» EXERCISE GOAL: Convert every line of the records below into a JSON list of strings, with one string per line and blank lines left out.

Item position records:

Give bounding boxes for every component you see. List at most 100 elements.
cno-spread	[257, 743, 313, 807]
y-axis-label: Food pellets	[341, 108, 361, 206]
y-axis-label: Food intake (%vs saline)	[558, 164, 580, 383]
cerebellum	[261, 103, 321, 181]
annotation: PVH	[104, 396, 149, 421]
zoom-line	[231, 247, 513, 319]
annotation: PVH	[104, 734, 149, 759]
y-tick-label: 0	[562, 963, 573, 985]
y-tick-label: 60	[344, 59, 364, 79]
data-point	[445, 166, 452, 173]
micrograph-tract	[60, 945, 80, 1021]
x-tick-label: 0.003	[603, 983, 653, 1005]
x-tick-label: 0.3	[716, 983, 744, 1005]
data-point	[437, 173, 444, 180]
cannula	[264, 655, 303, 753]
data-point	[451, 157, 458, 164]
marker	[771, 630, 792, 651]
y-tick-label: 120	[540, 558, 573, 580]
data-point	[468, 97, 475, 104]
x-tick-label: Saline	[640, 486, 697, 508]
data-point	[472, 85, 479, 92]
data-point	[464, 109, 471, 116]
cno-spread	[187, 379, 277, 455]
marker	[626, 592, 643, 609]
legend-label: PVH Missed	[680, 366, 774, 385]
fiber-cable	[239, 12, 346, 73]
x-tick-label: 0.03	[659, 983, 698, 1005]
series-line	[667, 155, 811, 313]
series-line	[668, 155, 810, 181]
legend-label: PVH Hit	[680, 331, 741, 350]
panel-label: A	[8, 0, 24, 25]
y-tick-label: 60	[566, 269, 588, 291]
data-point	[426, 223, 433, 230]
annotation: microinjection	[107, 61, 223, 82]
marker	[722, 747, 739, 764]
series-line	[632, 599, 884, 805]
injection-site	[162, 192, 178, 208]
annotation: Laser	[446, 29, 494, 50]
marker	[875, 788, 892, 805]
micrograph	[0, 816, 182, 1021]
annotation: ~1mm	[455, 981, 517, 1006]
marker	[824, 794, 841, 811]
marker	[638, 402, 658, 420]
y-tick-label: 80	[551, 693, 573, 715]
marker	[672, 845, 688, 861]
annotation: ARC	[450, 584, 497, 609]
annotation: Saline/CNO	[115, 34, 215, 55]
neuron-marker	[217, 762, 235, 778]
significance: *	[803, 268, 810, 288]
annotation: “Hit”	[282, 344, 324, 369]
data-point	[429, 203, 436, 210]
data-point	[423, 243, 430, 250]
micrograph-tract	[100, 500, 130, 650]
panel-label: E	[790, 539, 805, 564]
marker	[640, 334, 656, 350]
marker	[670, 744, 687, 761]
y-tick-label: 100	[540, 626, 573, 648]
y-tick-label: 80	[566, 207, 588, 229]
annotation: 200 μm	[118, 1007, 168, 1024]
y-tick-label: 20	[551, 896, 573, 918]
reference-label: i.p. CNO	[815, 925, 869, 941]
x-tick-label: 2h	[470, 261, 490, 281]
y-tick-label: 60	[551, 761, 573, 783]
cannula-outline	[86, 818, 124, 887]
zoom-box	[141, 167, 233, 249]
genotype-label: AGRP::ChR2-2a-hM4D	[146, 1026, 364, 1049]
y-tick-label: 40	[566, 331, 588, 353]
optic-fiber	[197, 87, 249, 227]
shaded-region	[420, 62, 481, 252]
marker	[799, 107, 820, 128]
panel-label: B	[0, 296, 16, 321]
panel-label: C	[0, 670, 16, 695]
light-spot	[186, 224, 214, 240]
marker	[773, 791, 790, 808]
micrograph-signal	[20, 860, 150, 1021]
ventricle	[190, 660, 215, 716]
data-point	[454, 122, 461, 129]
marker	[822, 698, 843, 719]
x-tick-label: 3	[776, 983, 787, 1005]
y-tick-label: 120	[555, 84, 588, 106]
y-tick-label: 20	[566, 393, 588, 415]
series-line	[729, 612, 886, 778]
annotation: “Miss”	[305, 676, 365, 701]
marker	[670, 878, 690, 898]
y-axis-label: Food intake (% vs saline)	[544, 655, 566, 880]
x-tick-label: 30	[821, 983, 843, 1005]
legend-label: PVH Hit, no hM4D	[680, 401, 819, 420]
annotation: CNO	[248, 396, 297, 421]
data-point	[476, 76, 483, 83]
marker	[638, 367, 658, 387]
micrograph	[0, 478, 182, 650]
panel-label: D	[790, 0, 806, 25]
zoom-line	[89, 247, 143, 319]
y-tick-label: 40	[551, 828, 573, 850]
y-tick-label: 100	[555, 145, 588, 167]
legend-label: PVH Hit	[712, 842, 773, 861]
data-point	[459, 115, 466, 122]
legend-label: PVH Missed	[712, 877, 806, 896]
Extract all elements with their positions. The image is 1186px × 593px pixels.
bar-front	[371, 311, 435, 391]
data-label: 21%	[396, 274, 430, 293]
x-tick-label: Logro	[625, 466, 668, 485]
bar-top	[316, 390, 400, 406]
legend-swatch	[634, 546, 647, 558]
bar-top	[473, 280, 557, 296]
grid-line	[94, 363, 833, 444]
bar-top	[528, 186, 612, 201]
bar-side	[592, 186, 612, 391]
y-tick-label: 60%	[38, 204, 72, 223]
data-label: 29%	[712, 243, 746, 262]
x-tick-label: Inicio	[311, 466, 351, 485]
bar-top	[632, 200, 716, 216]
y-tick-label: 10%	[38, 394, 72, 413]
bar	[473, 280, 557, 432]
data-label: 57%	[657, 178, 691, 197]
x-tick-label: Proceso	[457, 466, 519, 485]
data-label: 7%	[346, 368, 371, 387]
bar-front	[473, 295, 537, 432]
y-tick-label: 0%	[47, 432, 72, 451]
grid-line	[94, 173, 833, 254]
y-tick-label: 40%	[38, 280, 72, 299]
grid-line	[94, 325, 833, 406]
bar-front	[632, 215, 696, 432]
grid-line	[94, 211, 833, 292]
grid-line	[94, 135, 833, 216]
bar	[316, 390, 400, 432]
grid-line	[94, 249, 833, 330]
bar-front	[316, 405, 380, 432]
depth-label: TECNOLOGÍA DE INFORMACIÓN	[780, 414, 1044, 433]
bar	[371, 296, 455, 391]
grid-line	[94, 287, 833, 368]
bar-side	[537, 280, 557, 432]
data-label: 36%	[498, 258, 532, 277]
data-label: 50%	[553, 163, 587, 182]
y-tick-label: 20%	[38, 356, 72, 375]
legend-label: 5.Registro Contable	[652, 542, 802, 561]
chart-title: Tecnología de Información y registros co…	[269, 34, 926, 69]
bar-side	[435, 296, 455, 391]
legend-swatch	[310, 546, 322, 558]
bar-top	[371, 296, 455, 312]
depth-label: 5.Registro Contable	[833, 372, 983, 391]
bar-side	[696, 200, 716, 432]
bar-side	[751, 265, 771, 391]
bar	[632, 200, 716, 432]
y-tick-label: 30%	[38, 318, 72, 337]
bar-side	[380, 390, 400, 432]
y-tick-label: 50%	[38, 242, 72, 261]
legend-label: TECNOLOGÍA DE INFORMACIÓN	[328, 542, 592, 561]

» SOLUTION TO THIS TASK:
[
  "Give bounding boxes for every component you see. List at most 100 elements.",
  "cno-spread\t[257, 743, 313, 807]",
  "y-axis-label: Food pellets\t[341, 108, 361, 206]",
  "y-axis-label: Food intake (%vs saline)\t[558, 164, 580, 383]",
  "cerebellum\t[261, 103, 321, 181]",
  "annotation: PVH\t[104, 396, 149, 421]",
  "zoom-line\t[231, 247, 513, 319]",
  "annotation: PVH\t[104, 734, 149, 759]",
  "y-tick-label: 0\t[562, 963, 573, 985]",
  "y-tick-label: 60\t[344, 59, 364, 79]",
  "data-point\t[445, 166, 452, 173]",
  "micrograph-tract\t[60, 945, 80, 1021]",
  "x-tick-label: 0.003\t[603, 983, 653, 1005]",
  "x-tick-label: 0.3\t[716, 983, 744, 1005]",
  "data-point\t[437, 173, 444, 180]",
  "cannula\t[264, 655, 303, 753]",
  "data-point\t[451, 157, 458, 164]",
  "marker\t[771, 630, 792, 651]",
  "y-tick-label: 120\t[540, 558, 573, 580]",
  "data-point\t[468, 97, 475, 104]",
  "x-tick-label: Saline\t[640, 486, 697, 508]",
  "data-point\t[472, 85, 479, 92]",
  "data-point\t[464, 109, 471, 116]",
  "cno-spread\t[187, 379, 277, 455]",
  "marker\t[626, 592, 643, 609]",
  "legend-label: PVH Missed\t[680, 366, 774, 385]",
  "fiber-cable\t[239, 12, 346, 73]",
  "x-tick-label: 0.03\t[659, 983, 698, 1005]",
  "series-line\t[667, 155, 811, 313]",
  "series-line\t[668, 155, 810, 181]",
  "legend-label: PVH Hit\t[680, 331, 741, 350]",
  "panel-label: A\t[8, 0, 24, 25]",
  "y-tick-label: 60\t[566, 269, 588, 291]",
  "data-point\t[426, 223, 433, 230]",
  "annotation: microinjection\t[107, 61, 223, 82]",
  "marker\t[722, 747, 739, 764]",
  "series-line\t[632, 599, 884, 805]",
  "injection-site\t[162, 192, 178, 208]",
  "annotation: Laser\t[446, 29, 494, 50]",
  "marker\t[875, 788, 892, 805]",
  "micrograph\t[0, 816, 182, 1021]",
  "annotation: ~1mm\t[455, 981, 517, 1006]",
  "marker\t[824, 794, 841, 811]",
  "marker\t[638, 402, 658, 420]",
  "y-tick-label: 80\t[551, 693, 573, 715]",
  "marker\t[672, 845, 688, 861]",
  "annotation: ARC\t[450, 584, 497, 609]",
  "annotation: Saline/CNO\t[115, 34, 215, 55]",
  "neuron-marker\t[217, 762, 235, 778]",
  "significance: *\t[803, 268, 810, 288]",
  "annotation: “Hit”\t[282, 344, 324, 369]",
  "data-point\t[429, 203, 436, 210]",
  "data-point\t[423, 243, 430, 250]",
  "micrograph-tract\t[100, 500, 130, 650]",
  "panel-label: E\t[790, 539, 805, 564]",
  "marker\t[640, 334, 656, 350]",
  "marker\t[670, 744, 687, 761]",
  "y-tick-label: 100\t[540, 626, 573, 648]",
  "y-tick-label: 80\t[566, 207, 588, 229]",
  "annotation: 200 μm\t[118, 1007, 168, 1024]",
  "y-tick-label: 20\t[551, 896, 573, 918]",
  "reference-label: i.p. CNO\t[815, 925, 869, 941]",
  "x-tick-label: 2h\t[470, 261, 490, 281]",
  "y-tick-label: 60\t[551, 761, 573, 783]",
  "cannula-outline\t[86, 818, 124, 887]",
  "zoom-box\t[141, 167, 233, 249]",
  "genotype-label: AGRP::ChR2-2a-hM4D\t[146, 1026, 364, 1049]",
  "y-tick-label: 40\t[566, 331, 588, 353]",
  "optic-fiber\t[197, 87, 249, 227]",
  "shaded-region\t[420, 62, 481, 252]",
  "marker\t[799, 107, 820, 128]",
  "panel-label: B\t[0, 296, 16, 321]",
  "panel-label: C\t[0, 670, 16, 695]",
  "light-spot\t[186, 224, 214, 240]",
  "marker\t[773, 791, 790, 808]",
  "micrograph-signal\t[20, 860, 150, 1021]",
  "ventricle\t[190, 660, 215, 716]",
  "data-point\t[454, 122, 461, 129]",
  "marker\t[822, 698, 843, 719]",
  "x-tick-label: 3\t[776, 983, 787, 1005]",
  "y-tick-label: 120\t[555, 84, 588, 106]",
  "y-tick-label: 20\t[566, 393, 588, 415]",
  "series-line\t[729, 612, 886, 778]",
  "annotation: “Miss”\t[305, 676, 365, 701]",
  "marker\t[670, 878, 690, 898]",
  "y-axis-label: Food intake (% vs saline)\t[544, 655, 566, 880]",
  "x-tick-label: 30\t[821, 983, 843, 1005]",
  "legend-label: PVH Hit, no hM4D\t[680, 401, 819, 420]",
  "annotation: CNO\t[248, 396, 297, 421]",
  "data-point\t[476, 76, 483, 83]",
  "marker\t[638, 367, 658, 387]",
  "micrograph\t[0, 478, 182, 650]",
  "panel-label: D\t[790, 0, 806, 25]",
  "zoom-line\t[89, 247, 143, 319]",
  "y-tick-label: 40\t[551, 828, 573, 850]",
  "y-tick-label: 100\t[555, 145, 588, 167]",
  "legend-label: PVH Hit\t[712, 842, 773, 861]",
  "data-point\t[459, 115, 466, 122]",
  "legend-label: PVH Missed\t[712, 877, 806, 896]",
  "Extract all elements with their positions. The image is 1186px × 593px pixels.",
  "bar-front\t[371, 311, 435, 391]",
  "data-label: 21%\t[396, 274, 430, 293]",
  "x-tick-label: Logro\t[625, 466, 668, 485]",
  "bar-top\t[316, 390, 400, 406]",
  "legend-swatch\t[634, 546, 647, 558]",
  "bar-top\t[473, 280, 557, 296]",
  "grid-line\t[94, 363, 833, 444]",
  "bar-top\t[528, 186, 612, 201]",
  "bar-side\t[592, 186, 612, 391]",
  "y-tick-label: 60%\t[38, 204, 72, 223]",
  "data-label: 29%\t[712, 243, 746, 262]",
  "x-tick-label: Inicio\t[311, 466, 351, 485]",
  "bar-top\t[632, 200, 716, 216]",
  "y-tick-label: 10%\t[38, 394, 72, 413]",
  "bar\t[473, 280, 557, 432]",
  "data-label: 57%\t[657, 178, 691, 197]",
  "x-tick-label: Proceso\t[457, 466, 519, 485]",
  "data-label: 7%\t[346, 368, 371, 387]",
  "bar-front\t[473, 295, 537, 432]",
  "y-tick-label: 0%\t[47, 432, 72, 451]",
  "grid-line\t[94, 173, 833, 254]",
  "y-tick-label: 40%\t[38, 280, 72, 299]",
  "grid-line\t[94, 325, 833, 406]",
  "bar-front\t[632, 215, 696, 432]",
  "grid-line\t[94, 211, 833, 292]",
  "grid-line\t[94, 135, 833, 216]",
  "bar\t[316, 390, 400, 432]",
  "grid-line\t[94, 249, 833, 330]",
  "bar-front\t[316, 405, 380, 432]",
  "depth-label: TECNOLOGÍA DE INFORMACIÓN\t[780, 414, 1044, 433]",
  "bar\t[371, 296, 455, 391]",
  "grid-line\t[94, 287, 833, 368]",
  "bar-side\t[537, 280, 557, 432]",
  "data-label: 36%\t[498, 258, 532, 277]",
  "data-label: 50%\t[553, 163, 587, 182]",
  "y-tick-label: 20%\t[38, 356, 72, 375]",
  "legend-label: 5.Registro Contable\t[652, 542, 802, 561]",
  "chart-title: Tecnología de Información y registros co…\t[269, 34, 926, 69]",
  "bar-side\t[435, 296, 455, 391]",
  "legend-swatch\t[310, 546, 322, 558]",
  "bar-top\t[371, 296, 455, 312]",
  "depth-label: 5.Registro Contable\t[833, 372, 983, 391]",
  "bar-side\t[696, 200, 716, 432]",
  "bar-side\t[751, 265, 771, 391]",
  "bar\t[632, 200, 716, 432]",
  "y-tick-label: 30%\t[38, 318, 72, 337]",
  "bar-side\t[380, 390, 400, 432]",
  "y-tick-label: 50%\t[38, 242, 72, 261]",
  "legend-label: TECNOLOGÍA DE INFORMACIÓN\t[328, 542, 592, 561]"
]